→ What the task asks
Copy every line of the material below exactly, with no changes.

+---+

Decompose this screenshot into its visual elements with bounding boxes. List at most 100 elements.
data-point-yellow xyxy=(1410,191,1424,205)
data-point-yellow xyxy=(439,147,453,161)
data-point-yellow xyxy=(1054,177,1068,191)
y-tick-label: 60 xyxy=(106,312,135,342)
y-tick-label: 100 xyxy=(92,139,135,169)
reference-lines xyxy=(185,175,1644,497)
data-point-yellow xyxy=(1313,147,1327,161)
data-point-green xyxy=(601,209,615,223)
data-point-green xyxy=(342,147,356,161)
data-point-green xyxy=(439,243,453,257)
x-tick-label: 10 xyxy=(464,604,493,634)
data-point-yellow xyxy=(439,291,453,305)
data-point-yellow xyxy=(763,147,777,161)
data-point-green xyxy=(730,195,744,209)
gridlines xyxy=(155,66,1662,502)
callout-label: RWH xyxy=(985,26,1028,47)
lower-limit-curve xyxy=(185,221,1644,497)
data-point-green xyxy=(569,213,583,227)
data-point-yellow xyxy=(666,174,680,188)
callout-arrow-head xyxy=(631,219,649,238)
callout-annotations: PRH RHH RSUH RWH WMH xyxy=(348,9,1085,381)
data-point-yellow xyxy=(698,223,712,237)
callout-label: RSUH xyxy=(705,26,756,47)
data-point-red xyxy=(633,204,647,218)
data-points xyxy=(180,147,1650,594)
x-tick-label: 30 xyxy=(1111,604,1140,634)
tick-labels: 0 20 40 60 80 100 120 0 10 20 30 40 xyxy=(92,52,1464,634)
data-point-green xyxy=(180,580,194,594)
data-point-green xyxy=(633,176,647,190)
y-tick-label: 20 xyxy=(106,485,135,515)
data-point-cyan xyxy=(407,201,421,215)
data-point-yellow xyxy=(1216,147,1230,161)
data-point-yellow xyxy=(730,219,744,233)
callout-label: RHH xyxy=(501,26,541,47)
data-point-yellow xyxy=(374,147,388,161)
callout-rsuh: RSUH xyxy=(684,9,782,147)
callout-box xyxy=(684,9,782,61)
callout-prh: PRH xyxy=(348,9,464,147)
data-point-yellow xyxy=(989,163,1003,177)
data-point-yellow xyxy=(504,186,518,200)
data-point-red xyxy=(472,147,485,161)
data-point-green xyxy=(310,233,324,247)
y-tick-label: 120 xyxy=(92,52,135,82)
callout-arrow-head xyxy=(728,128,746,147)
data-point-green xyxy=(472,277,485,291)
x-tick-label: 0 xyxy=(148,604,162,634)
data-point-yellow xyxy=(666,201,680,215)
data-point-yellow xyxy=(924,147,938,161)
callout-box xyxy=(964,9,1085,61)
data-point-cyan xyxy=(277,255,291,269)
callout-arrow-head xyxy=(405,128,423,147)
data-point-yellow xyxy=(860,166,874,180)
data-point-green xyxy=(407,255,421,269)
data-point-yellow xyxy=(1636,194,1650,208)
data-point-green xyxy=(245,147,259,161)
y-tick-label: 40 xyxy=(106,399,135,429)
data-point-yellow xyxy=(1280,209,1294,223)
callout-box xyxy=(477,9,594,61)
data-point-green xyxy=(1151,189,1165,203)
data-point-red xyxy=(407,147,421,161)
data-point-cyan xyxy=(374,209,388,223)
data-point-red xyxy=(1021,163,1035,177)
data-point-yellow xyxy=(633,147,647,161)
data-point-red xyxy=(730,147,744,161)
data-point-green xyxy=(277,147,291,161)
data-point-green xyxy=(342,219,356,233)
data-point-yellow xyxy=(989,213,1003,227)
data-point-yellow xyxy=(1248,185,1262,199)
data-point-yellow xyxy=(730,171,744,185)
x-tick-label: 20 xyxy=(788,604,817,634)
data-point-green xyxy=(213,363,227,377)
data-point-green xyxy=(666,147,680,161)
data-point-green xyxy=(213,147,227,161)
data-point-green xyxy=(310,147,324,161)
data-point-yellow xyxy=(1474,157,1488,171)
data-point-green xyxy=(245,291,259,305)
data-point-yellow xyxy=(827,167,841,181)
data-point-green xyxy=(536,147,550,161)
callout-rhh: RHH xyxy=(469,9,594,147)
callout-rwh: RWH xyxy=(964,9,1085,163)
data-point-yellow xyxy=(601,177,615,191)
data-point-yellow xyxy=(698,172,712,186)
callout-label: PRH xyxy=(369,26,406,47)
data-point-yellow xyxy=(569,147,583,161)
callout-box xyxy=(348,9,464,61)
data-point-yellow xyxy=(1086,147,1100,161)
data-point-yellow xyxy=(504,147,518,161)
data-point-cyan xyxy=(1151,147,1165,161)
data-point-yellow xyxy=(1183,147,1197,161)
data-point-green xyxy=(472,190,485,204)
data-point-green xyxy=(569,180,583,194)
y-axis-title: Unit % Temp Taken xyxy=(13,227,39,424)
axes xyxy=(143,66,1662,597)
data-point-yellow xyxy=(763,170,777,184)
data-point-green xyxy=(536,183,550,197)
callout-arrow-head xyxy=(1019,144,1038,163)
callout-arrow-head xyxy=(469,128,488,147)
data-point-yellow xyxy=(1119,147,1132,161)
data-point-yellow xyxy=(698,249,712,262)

+---+

→ Response to this task
Decompose this screenshot into its visual elements with bounding boxes. List at most 100 elements.
data-point-yellow xyxy=(1410,191,1424,205)
data-point-yellow xyxy=(439,147,453,161)
data-point-yellow xyxy=(1054,177,1068,191)
y-tick-label: 60 xyxy=(106,312,135,342)
y-tick-label: 100 xyxy=(92,139,135,169)
reference-lines xyxy=(185,175,1644,497)
data-point-yellow xyxy=(1313,147,1327,161)
data-point-green xyxy=(601,209,615,223)
data-point-green xyxy=(342,147,356,161)
data-point-green xyxy=(439,243,453,257)
x-tick-label: 10 xyxy=(464,604,493,634)
data-point-yellow xyxy=(439,291,453,305)
data-point-yellow xyxy=(763,147,777,161)
data-point-green xyxy=(730,195,744,209)
gridlines xyxy=(155,66,1662,502)
callout-label: RWH xyxy=(985,26,1028,47)
lower-limit-curve xyxy=(185,221,1644,497)
data-point-green xyxy=(569,213,583,227)
data-point-yellow xyxy=(666,174,680,188)
callout-arrow-head xyxy=(631,219,649,238)
callout-annotations: PRH RHH RSUH RWH WMH xyxy=(348,9,1085,381)
data-point-yellow xyxy=(698,223,712,237)
callout-label: RSUH xyxy=(705,26,756,47)
data-point-red xyxy=(633,204,647,218)
data-points xyxy=(180,147,1650,594)
x-tick-label: 30 xyxy=(1111,604,1140,634)
tick-labels: 0 20 40 60 80 100 120 0 10 20 30 40 xyxy=(92,52,1464,634)
data-point-green xyxy=(180,580,194,594)
data-point-green xyxy=(633,176,647,190)
y-tick-label: 20 xyxy=(106,485,135,515)
data-point-cyan xyxy=(407,201,421,215)
data-point-yellow xyxy=(1216,147,1230,161)
data-point-yellow xyxy=(730,219,744,233)
callout-label: RHH xyxy=(501,26,541,47)
data-point-yellow xyxy=(374,147,388,161)
callout-rsuh: RSUH xyxy=(684,9,782,147)
callout-box xyxy=(684,9,782,61)
callout-prh: PRH xyxy=(348,9,464,147)
data-point-yellow xyxy=(989,163,1003,177)
data-point-yellow xyxy=(504,186,518,200)
data-point-red xyxy=(472,147,485,161)
data-point-green xyxy=(310,233,324,247)
y-tick-label: 120 xyxy=(92,52,135,82)
callout-arrow-head xyxy=(728,128,746,147)
data-point-green xyxy=(472,277,485,291)
x-tick-label: 0 xyxy=(148,604,162,634)
data-point-yellow xyxy=(666,201,680,215)
data-point-yellow xyxy=(924,147,938,161)
callout-box xyxy=(964,9,1085,61)
data-point-cyan xyxy=(277,255,291,269)
callout-arrow-head xyxy=(405,128,423,147)
data-point-yellow xyxy=(860,166,874,180)
data-point-green xyxy=(407,255,421,269)
data-point-yellow xyxy=(1636,194,1650,208)
data-point-green xyxy=(245,147,259,161)
y-tick-label: 40 xyxy=(106,399,135,429)
data-point-yellow xyxy=(1280,209,1294,223)
callout-box xyxy=(477,9,594,61)
data-point-green xyxy=(1151,189,1165,203)
data-point-red xyxy=(407,147,421,161)
data-point-cyan xyxy=(374,209,388,223)
data-point-red xyxy=(1021,163,1035,177)
data-point-yellow xyxy=(633,147,647,161)
data-point-red xyxy=(730,147,744,161)
data-point-green xyxy=(277,147,291,161)
data-point-green xyxy=(342,219,356,233)
data-point-yellow xyxy=(989,213,1003,227)
data-point-yellow xyxy=(1248,185,1262,199)
data-point-yellow xyxy=(730,171,744,185)
x-tick-label: 20 xyxy=(788,604,817,634)
data-point-green xyxy=(213,363,227,377)
data-point-green xyxy=(666,147,680,161)
data-point-green xyxy=(213,147,227,161)
data-point-green xyxy=(310,147,324,161)
data-point-yellow xyxy=(1474,157,1488,171)
data-point-green xyxy=(245,291,259,305)
data-point-yellow xyxy=(827,167,841,181)
data-point-green xyxy=(536,147,550,161)
callout-rhh: RHH xyxy=(469,9,594,147)
callout-rwh: RWH xyxy=(964,9,1085,163)
data-point-yellow xyxy=(601,177,615,191)
data-point-yellow xyxy=(698,172,712,186)
callout-label: PRH xyxy=(369,26,406,47)
data-point-yellow xyxy=(569,147,583,161)
callout-box xyxy=(348,9,464,61)
data-point-yellow xyxy=(1086,147,1100,161)
data-point-yellow xyxy=(504,147,518,161)
data-point-cyan xyxy=(1151,147,1165,161)
data-point-yellow xyxy=(1183,147,1197,161)
data-point-green xyxy=(472,190,485,204)
data-point-green xyxy=(569,180,583,194)
y-axis-title: Unit % Temp Taken xyxy=(13,227,39,424)
axes xyxy=(143,66,1662,597)
data-point-yellow xyxy=(763,170,777,184)
data-point-green xyxy=(536,183,550,197)
callout-arrow-head xyxy=(1019,144,1038,163)
callout-arrow-head xyxy=(469,128,488,147)
data-point-yellow xyxy=(1119,147,1132,161)
data-point-yellow xyxy=(698,249,712,262)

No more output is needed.